### Given exercise
Leave out the pictures and copy the remaining records exactly.

### Dataset entries

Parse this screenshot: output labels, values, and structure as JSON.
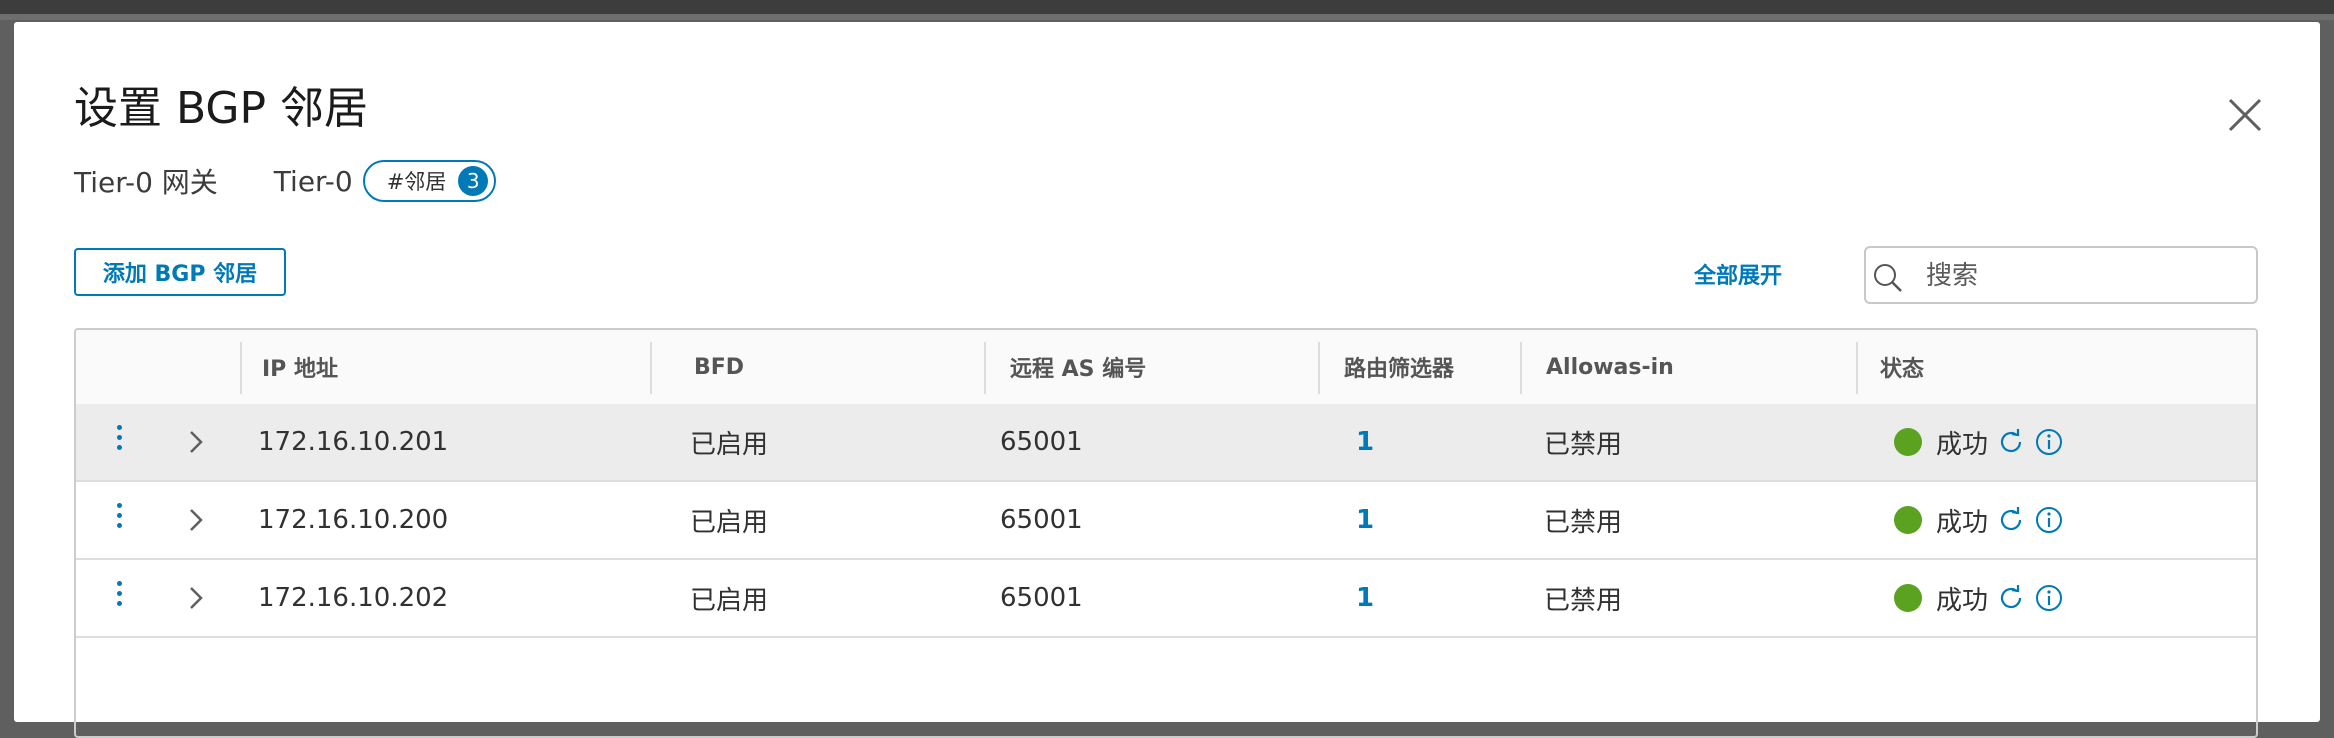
{
  "dialog": {
    "title": "设置 BGP 邻居",
    "subtitle_gateway": "Tier-0 网关",
    "subtitle_tier": "Tier-0",
    "pill_label": "#邻居",
    "pill_count": "3"
  },
  "toolbar": {
    "add_label": "添加 BGP 邻居",
    "expand_all_label": "全部展开",
    "search_placeholder": "搜索"
  },
  "table": {
    "headers": {
      "ip": "IP 地址",
      "bfd": "BFD",
      "remote_as": "远程 AS 编号",
      "route_filter": "路由筛选器",
      "allowas": "Allowas-in",
      "status": "状态"
    },
    "rows": [
      {
        "ip": "172.16.10.201",
        "bfd": "已启用",
        "remote_as": "65001",
        "route_filter": "1",
        "allowas": "已禁用",
        "status": "成功"
      },
      {
        "ip": "172.16.10.200",
        "bfd": "已启用",
        "remote_as": "65001",
        "route_filter": "1",
        "allowas": "已禁用",
        "status": "成功"
      },
      {
        "ip": "172.16.10.202",
        "bfd": "已启用",
        "remote_as": "65001",
        "route_filter": "1",
        "allowas": "已禁用",
        "status": "成功"
      }
    ]
  },
  "icons": {
    "close": "close-icon",
    "search": "search-icon",
    "row_actions": "vertical-ellipsis-icon",
    "expand_row": "chevron-right-icon",
    "status_ok": "status-success-dot",
    "refresh": "refresh-icon",
    "info": "info-icon"
  },
  "colors": {
    "accent": "#0079b8",
    "success": "#5aa220",
    "selected_row": "#ececec"
  }
}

### Complete answer
Parse this screenshot: output labels, values, and structure as JSON.
{
  "dialog": {
    "title": "设置 BGP 邻居",
    "subtitle_gateway": "Tier-0 网关",
    "subtitle_tier": "Tier-0",
    "pill_label": "#邻居",
    "pill_count": "3"
  },
  "toolbar": {
    "add_label": "添加 BGP 邻居",
    "expand_all_label": "全部展开",
    "search_placeholder": "搜索"
  },
  "table": {
    "headers": {
      "ip": "IP 地址",
      "bfd": "BFD",
      "remote_as": "远程 AS 编号",
      "route_filter": "路由筛选器",
      "allowas": "Allowas-in",
      "status": "状态"
    },
    "rows": [
      {
        "ip": "172.16.10.201",
        "bfd": "已启用",
        "remote_as": "65001",
        "route_filter": "1",
        "allowas": "已禁用",
        "status": "成功"
      },
      {
        "ip": "172.16.10.200",
        "bfd": "已启用",
        "remote_as": "65001",
        "route_filter": "1",
        "allowas": "已禁用",
        "status": "成功"
      },
      {
        "ip": "172.16.10.202",
        "bfd": "已启用",
        "remote_as": "65001",
        "route_filter": "1",
        "allowas": "已禁用",
        "status": "成功"
      }
    ]
  },
  "icons": {
    "close": "close-icon",
    "search": "search-icon",
    "row_actions": "vertical-ellipsis-icon",
    "expand_row": "chevron-right-icon",
    "status_ok": "status-success-dot",
    "refresh": "refresh-icon",
    "info": "info-icon"
  },
  "colors": {
    "accent": "#0079b8",
    "success": "#5aa220",
    "selected_row": "#ececec"
  }
}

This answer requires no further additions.